◆ Instructions for the task:
Keep the pictures out and restate every record exactly.

* * * * *

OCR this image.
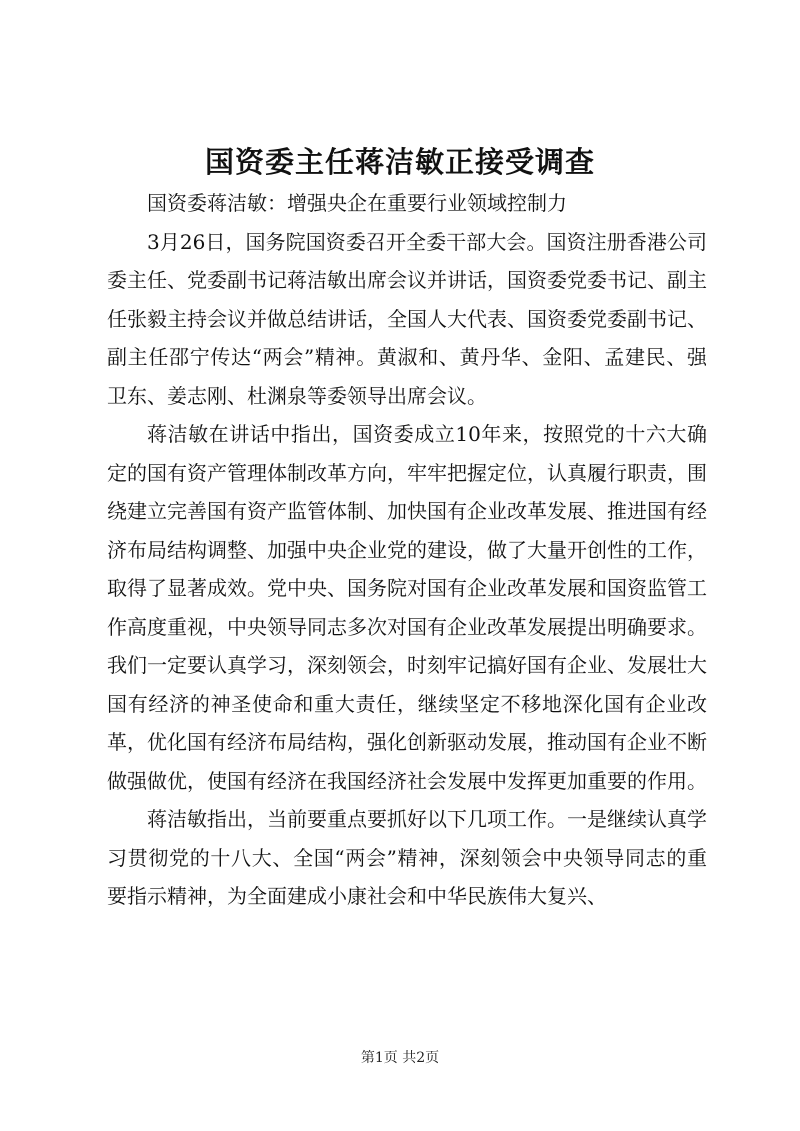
国资委主任蒋洁敏正接受调查

国资委蒋洁敏：增强央企在重要行业领域控制力

3月26日，国务院国资委召开全委干部大会。国资注册香港公司委主任、党委副书记蒋洁敏出席会议并讲话，国资委党委书记、副主任张毅主持会议并做总结讲话，全国人大代表、国资委党委副书记、副主任邵宁传达“两会”精神。黄淑和、黄丹华、金阳、孟建民、强卫东、姜志刚、杜渊泉等委领导出席会议。

蒋洁敏在讲话中指出，国资委成立10年来，按照党的十六大确定的国有资产管理体制改革方向，牢牢把握定位，认真履行职责，围绕建立完善国有资产监管体制、加快国有企业改革发展、推进国有经济布局结构调整、加强中央企业党的建设，做了大量开创性的工作，取得了显著成效。党中央、国务院对国有企业改革发展和国资监管工作高度重视，中央领导同志多次对国有企业改革发展提出明确要求。我们一定要认真学习，深刻领会，时刻牢记搞好国有企业、发展壮大国有经济的神圣使命和重大责任，继续坚定不移地深化国有企业改革，优化国有经济布局结构，强化创新驱动发展，推动国有企业不断做强做优，使国有经济在我国经济社会发展中发挥更加重要的作用。

蒋洁敏指出，当前要重点要抓好以下几项工作。一是继续认真学习贯彻党的十八大、全国“两会”精神，深刻领会中央领导同志的重要指示精神，为全面建成小康社会和中华民族伟大复兴、

第1页 共2页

* * * * *

◆ Task result:
OCR this image.
国资委主任蒋洁敏正接受调查

国资委蒋洁敏：增强央企在重要行业领域控制力

3月26日，国务院国资委召开全委干部大会。国资注册香港公司委主任、党委副书记蒋洁敏出席会议并讲话，国资委党委书记、副主任张毅主持会议并做总结讲话，全国人大代表、国资委党委副书记、副主任邵宁传达“两会”精神。黄淑和、黄丹华、金阳、孟建民、强卫东、姜志刚、杜渊泉等委领导出席会议。

蒋洁敏在讲话中指出，国资委成立10年来，按照党的十六大确定的国有资产管理体制改革方向，牢牢把握定位，认真履行职责，围绕建立完善国有资产监管体制、加快国有企业改革发展、推进国有经济布局结构调整、加强中央企业党的建设，做了大量开创性的工作，取得了显著成效。党中央、国务院对国有企业改革发展和国资监管工作高度重视，中央领导同志多次对国有企业改革发展提出明确要求。我们一定要认真学习，深刻领会，时刻牢记搞好国有企业、发展壮大国有经济的神圣使命和重大责任，继续坚定不移地深化国有企业改革，优化国有经济布局结构，强化创新驱动发展，推动国有企业不断做强做优，使国有经济在我国经济社会发展中发挥更加重要的作用。

蒋洁敏指出，当前要重点要抓好以下几项工作。一是继续认真学习贯彻党的十八大、全国“两会”精神，深刻领会中央领导同志的重要指示精神，为全面建成小康社会和中华民族伟大复兴、

第1页 共2页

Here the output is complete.